> YOUR TASK: Retype the whole listing below, character for character.
---- SOURCE MATERIAL
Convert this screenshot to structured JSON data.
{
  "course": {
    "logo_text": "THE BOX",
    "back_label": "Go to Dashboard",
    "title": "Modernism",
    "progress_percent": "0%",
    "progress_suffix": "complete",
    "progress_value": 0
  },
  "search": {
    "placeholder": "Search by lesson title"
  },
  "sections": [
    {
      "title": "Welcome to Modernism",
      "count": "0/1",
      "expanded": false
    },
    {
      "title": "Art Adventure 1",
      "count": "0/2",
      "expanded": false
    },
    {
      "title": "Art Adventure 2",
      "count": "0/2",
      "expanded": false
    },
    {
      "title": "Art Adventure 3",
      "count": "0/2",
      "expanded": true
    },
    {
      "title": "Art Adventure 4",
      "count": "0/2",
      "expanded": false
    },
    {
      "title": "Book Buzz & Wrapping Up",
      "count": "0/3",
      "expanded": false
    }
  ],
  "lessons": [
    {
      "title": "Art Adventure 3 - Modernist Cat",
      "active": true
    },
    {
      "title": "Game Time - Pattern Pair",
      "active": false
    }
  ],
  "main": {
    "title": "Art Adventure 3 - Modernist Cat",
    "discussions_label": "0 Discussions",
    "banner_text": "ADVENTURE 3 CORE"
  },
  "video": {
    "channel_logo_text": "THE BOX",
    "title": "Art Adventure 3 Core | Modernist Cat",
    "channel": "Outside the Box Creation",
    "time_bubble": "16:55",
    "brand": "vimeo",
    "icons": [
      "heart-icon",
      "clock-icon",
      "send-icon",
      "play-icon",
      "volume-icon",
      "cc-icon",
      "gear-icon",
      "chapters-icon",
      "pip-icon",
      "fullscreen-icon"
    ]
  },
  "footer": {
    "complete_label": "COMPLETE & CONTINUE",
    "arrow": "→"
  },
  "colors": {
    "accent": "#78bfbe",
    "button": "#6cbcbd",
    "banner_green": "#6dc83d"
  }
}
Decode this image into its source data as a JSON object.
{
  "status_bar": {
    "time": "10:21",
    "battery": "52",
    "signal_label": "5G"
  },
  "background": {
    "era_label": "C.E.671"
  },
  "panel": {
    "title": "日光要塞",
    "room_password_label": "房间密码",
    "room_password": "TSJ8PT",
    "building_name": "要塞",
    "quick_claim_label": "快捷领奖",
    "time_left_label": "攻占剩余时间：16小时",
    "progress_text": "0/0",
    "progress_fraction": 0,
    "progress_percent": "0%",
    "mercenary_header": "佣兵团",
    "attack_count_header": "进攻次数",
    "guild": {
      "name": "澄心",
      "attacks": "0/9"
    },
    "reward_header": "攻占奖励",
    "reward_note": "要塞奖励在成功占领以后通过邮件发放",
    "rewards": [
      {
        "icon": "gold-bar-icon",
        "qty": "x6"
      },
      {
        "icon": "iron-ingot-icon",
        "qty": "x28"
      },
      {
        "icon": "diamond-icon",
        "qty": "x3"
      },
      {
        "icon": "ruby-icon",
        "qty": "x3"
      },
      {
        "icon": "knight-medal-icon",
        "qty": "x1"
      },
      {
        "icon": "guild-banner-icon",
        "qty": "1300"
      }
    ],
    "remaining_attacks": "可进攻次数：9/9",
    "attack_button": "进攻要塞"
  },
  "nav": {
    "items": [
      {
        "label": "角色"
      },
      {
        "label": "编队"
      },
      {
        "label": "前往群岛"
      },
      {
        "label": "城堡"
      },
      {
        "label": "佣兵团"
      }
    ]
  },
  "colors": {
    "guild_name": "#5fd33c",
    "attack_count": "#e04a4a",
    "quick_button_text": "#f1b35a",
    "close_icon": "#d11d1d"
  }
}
--------
> COMPLETED EXERCISE:
Convert this screenshot to structured JSON data.
{
  "course": {
    "logo_text": "THE BOX",
    "back_label": "Go to Dashboard",
    "title": "Modernism",
    "progress_percent": "0%",
    "progress_suffix": "complete",
    "progress_value": 0
  },
  "search": {
    "placeholder": "Search by lesson title"
  },
  "sections": [
    {
      "title": "Welcome to Modernism",
      "count": "0/1",
      "expanded": false
    },
    {
      "title": "Art Adventure 1",
      "count": "0/2",
      "expanded": false
    },
    {
      "title": "Art Adventure 2",
      "count": "0/2",
      "expanded": false
    },
    {
      "title": "Art Adventure 3",
      "count": "0/2",
      "expanded": true
    },
    {
      "title": "Art Adventure 4",
      "count": "0/2",
      "expanded": false
    },
    {
      "title": "Book Buzz & Wrapping Up",
      "count": "0/3",
      "expanded": false
    }
  ],
  "lessons": [
    {
      "title": "Art Adventure 3 - Modernist Cat",
      "active": true
    },
    {
      "title": "Game Time - Pattern Pair",
      "active": false
    }
  ],
  "main": {
    "title": "Art Adventure 3 - Modernist Cat",
    "discussions_label": "0 Discussions",
    "banner_text": "ADVENTURE 3 CORE"
  },
  "video": {
    "channel_logo_text": "THE BOX",
    "title": "Art Adventure 3 Core | Modernist Cat",
    "channel": "Outside the Box Creation",
    "time_bubble": "16:55",
    "brand": "vimeo",
    "icons": [
      "heart-icon",
      "clock-icon",
      "send-icon",
      "play-icon",
      "volume-icon",
      "cc-icon",
      "gear-icon",
      "chapters-icon",
      "pip-icon",
      "fullscreen-icon"
    ]
  },
  "footer": {
    "complete_label": "COMPLETE & CONTINUE",
    "arrow": "→"
  },
  "colors": {
    "accent": "#78bfbe",
    "button": "#6cbcbd",
    "banner_green": "#6dc83d"
  }
}
Decode this image into its source data as a JSON object.
{
  "status_bar": {
    "time": "10:21",
    "battery": "52",
    "signal_label": "5G"
  },
  "background": {
    "era_label": "C.E.671"
  },
  "panel": {
    "title": "日光要塞",
    "room_password_label": "房间密码",
    "room_password": "TSJ8PT",
    "building_name": "要塞",
    "quick_claim_label": "快捷领奖",
    "time_left_label": "攻占剩余时间：16小时",
    "progress_text": "0/0",
    "progress_fraction": 0,
    "progress_percent": "0%",
    "mercenary_header": "佣兵团",
    "attack_count_header": "进攻次数",
    "guild": {
      "name": "澄心",
      "attacks": "0/9"
    },
    "reward_header": "攻占奖励",
    "reward_note": "要塞奖励在成功占领以后通过邮件发放",
    "rewards": [
      {
        "icon": "gold-bar-icon",
        "qty": "x6"
      },
      {
        "icon": "iron-ingot-icon",
        "qty": "x28"
      },
      {
        "icon": "diamond-icon",
        "qty": "x3"
      },
      {
        "icon": "ruby-icon",
        "qty": "x3"
      },
      {
        "icon": "knight-medal-icon",
        "qty": "x1"
      },
      {
        "icon": "guild-banner-icon",
        "qty": "1300"
      }
    ],
    "remaining_attacks": "可进攻次数：9/9",
    "attack_button": "进攻要塞"
  },
  "nav": {
    "items": [
      {
        "label": "角色"
      },
      {
        "label": "编队"
      },
      {
        "label": "前往群岛"
      },
      {
        "label": "城堡"
      },
      {
        "label": "佣兵团"
      }
    ]
  },
  "colors": {
    "guild_name": "#5fd33c",
    "attack_count": "#e04a4a",
    "quick_button_text": "#f1b35a",
    "close_icon": "#d11d1d"
  }
}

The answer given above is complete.